Records about charts and figures:
++++++

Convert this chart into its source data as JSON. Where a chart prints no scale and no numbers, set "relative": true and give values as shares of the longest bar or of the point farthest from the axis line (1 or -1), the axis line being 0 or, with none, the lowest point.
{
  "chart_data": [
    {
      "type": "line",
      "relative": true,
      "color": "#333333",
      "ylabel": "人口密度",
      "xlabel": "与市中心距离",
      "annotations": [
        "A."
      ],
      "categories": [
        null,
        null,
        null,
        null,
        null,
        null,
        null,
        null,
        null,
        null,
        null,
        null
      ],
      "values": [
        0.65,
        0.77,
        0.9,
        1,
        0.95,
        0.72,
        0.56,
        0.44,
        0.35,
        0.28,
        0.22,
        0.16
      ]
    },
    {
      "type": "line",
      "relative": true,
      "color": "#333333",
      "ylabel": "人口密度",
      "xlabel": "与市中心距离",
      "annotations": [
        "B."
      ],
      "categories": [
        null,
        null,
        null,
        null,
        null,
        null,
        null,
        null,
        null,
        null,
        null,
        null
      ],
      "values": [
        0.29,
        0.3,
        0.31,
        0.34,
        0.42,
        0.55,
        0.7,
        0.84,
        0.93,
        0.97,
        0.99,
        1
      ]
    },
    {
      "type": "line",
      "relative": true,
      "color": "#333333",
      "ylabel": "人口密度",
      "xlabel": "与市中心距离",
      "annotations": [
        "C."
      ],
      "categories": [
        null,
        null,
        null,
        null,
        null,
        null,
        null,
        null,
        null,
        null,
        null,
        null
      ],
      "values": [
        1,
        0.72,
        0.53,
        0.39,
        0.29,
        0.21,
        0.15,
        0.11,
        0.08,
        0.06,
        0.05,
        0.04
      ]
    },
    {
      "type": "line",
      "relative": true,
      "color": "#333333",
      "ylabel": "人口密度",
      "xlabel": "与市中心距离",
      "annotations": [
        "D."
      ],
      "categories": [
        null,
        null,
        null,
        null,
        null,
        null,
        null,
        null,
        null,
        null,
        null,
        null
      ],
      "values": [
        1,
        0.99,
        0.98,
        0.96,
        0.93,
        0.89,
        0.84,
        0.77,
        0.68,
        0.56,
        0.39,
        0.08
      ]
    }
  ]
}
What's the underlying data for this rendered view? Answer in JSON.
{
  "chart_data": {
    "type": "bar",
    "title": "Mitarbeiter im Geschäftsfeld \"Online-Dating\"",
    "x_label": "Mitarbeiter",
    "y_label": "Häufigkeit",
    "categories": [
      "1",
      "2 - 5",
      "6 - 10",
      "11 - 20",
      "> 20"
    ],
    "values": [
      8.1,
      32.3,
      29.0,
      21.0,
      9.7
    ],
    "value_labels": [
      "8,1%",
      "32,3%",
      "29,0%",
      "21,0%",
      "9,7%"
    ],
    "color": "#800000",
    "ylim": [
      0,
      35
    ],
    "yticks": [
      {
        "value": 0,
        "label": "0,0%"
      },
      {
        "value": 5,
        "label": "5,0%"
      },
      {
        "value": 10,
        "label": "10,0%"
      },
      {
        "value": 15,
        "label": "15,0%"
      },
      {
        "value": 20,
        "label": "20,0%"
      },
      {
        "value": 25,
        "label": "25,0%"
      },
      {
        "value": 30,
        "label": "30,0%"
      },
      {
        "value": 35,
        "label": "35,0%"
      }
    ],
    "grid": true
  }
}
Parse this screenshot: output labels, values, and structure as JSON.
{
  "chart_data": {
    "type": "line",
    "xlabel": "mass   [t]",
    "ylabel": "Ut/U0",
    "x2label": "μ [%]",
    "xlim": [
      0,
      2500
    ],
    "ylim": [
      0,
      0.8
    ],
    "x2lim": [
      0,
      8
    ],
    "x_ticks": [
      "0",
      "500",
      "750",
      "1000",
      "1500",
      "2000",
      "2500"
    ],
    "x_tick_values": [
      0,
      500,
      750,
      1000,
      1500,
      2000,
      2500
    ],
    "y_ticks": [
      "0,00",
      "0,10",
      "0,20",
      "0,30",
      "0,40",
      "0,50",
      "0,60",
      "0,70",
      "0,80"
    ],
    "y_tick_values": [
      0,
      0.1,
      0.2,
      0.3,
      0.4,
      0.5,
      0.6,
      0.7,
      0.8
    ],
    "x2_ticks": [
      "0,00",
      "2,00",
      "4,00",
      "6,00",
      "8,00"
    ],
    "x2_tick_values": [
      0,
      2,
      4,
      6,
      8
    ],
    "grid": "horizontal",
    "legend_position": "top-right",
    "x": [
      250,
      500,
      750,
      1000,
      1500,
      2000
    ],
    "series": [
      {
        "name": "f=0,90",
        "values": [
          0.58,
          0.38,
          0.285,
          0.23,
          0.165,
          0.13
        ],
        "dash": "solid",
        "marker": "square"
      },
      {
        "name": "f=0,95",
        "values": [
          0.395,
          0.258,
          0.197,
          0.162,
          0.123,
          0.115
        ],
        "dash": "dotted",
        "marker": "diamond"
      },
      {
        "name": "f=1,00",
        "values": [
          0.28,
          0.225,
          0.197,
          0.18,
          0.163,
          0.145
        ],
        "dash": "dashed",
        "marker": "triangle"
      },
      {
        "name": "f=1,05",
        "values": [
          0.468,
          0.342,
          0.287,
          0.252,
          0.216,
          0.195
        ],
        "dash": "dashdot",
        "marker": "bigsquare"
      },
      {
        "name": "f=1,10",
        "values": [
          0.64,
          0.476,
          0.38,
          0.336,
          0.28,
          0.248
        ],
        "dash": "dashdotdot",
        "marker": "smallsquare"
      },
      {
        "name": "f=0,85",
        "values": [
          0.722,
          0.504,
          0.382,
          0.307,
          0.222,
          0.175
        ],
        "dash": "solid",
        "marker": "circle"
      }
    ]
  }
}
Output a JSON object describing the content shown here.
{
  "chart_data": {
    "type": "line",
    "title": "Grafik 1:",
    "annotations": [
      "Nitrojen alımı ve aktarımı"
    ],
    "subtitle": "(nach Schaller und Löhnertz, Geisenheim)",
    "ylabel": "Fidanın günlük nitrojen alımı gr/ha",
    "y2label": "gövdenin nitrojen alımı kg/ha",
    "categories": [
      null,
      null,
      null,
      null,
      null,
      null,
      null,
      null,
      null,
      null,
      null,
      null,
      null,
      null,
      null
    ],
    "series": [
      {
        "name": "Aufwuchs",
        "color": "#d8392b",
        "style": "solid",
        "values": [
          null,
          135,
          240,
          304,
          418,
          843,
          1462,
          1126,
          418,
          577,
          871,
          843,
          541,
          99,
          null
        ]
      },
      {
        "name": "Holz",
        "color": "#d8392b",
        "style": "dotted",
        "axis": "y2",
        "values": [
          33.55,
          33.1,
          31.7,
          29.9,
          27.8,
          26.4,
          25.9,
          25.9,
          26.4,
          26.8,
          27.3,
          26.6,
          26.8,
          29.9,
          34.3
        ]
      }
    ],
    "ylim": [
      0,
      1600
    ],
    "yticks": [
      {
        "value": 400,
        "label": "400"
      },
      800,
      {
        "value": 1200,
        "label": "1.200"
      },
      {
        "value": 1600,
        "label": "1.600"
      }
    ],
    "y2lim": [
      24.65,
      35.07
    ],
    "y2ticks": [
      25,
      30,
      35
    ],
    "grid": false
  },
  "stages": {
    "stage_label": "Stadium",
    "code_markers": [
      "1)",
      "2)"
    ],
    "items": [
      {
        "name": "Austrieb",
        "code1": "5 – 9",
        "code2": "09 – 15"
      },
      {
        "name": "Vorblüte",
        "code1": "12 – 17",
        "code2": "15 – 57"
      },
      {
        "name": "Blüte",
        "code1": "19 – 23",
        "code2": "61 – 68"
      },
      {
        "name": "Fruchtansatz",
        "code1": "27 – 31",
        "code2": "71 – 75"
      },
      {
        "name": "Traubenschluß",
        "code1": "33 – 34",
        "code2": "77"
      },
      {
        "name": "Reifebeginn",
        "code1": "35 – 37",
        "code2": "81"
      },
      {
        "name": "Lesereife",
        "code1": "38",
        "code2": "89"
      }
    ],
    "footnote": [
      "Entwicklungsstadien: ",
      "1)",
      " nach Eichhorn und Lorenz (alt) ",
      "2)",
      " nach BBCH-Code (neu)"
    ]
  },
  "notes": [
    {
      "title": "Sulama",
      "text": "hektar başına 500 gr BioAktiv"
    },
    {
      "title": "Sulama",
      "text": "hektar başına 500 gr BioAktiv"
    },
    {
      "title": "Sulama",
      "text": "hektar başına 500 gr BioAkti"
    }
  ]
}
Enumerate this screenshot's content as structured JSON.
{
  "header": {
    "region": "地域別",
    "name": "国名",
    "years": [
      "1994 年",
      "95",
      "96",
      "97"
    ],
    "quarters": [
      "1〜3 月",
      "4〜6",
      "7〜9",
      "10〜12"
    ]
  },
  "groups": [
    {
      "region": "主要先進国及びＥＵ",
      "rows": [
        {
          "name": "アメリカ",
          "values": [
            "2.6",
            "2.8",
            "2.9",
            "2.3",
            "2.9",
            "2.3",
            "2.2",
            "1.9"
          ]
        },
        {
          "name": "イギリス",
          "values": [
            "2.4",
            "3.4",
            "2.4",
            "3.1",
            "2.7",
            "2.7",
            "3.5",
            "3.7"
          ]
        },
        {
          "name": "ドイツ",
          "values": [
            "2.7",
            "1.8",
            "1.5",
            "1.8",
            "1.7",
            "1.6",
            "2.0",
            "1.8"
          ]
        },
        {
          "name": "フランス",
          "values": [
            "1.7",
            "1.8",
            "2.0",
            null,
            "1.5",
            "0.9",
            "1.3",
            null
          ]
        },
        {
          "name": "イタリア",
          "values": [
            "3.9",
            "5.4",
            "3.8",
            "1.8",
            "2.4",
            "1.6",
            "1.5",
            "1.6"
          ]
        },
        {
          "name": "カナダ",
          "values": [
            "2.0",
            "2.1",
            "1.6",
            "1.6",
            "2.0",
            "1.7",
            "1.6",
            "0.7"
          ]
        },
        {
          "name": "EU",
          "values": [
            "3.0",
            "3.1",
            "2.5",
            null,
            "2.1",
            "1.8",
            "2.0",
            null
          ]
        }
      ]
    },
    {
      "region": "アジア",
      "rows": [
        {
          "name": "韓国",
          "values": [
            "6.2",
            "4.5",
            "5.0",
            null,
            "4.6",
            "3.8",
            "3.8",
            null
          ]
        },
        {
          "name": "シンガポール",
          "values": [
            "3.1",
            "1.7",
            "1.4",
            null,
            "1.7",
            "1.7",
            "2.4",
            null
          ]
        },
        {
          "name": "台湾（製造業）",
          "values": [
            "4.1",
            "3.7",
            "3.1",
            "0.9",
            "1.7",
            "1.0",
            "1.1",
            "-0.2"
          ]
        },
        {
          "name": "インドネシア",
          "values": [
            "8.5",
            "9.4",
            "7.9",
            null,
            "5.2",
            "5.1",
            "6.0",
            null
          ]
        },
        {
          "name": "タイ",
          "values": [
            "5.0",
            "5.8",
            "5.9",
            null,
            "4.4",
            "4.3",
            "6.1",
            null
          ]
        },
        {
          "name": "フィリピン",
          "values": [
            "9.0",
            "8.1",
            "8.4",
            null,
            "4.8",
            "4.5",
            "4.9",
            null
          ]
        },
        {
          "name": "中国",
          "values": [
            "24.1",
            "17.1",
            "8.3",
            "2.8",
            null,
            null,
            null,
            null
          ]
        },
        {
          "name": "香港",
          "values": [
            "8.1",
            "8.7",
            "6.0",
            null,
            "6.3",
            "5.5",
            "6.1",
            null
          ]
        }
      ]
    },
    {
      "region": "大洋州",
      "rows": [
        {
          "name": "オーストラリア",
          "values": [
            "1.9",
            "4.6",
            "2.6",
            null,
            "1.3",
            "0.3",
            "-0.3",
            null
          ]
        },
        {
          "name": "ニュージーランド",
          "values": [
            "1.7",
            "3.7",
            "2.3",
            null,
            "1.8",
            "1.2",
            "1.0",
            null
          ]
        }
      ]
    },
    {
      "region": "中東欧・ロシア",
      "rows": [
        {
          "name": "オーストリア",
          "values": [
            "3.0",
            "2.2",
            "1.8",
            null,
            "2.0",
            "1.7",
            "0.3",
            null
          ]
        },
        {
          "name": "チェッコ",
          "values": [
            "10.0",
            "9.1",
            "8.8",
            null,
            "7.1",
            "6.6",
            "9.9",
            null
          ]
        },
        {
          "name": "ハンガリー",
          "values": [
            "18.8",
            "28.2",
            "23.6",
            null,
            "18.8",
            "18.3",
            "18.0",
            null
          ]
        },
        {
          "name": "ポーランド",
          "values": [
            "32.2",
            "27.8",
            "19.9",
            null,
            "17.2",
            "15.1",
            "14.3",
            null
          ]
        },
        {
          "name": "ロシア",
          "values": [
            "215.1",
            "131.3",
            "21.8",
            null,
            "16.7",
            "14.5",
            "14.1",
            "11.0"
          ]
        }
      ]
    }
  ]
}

++++++

=== Directions for this task ===
Extract every line above containing the word "content".

=== The completed task ===
Output a JSON object describing the content shown here.
Enumerate this screenshot's content as structured JSON.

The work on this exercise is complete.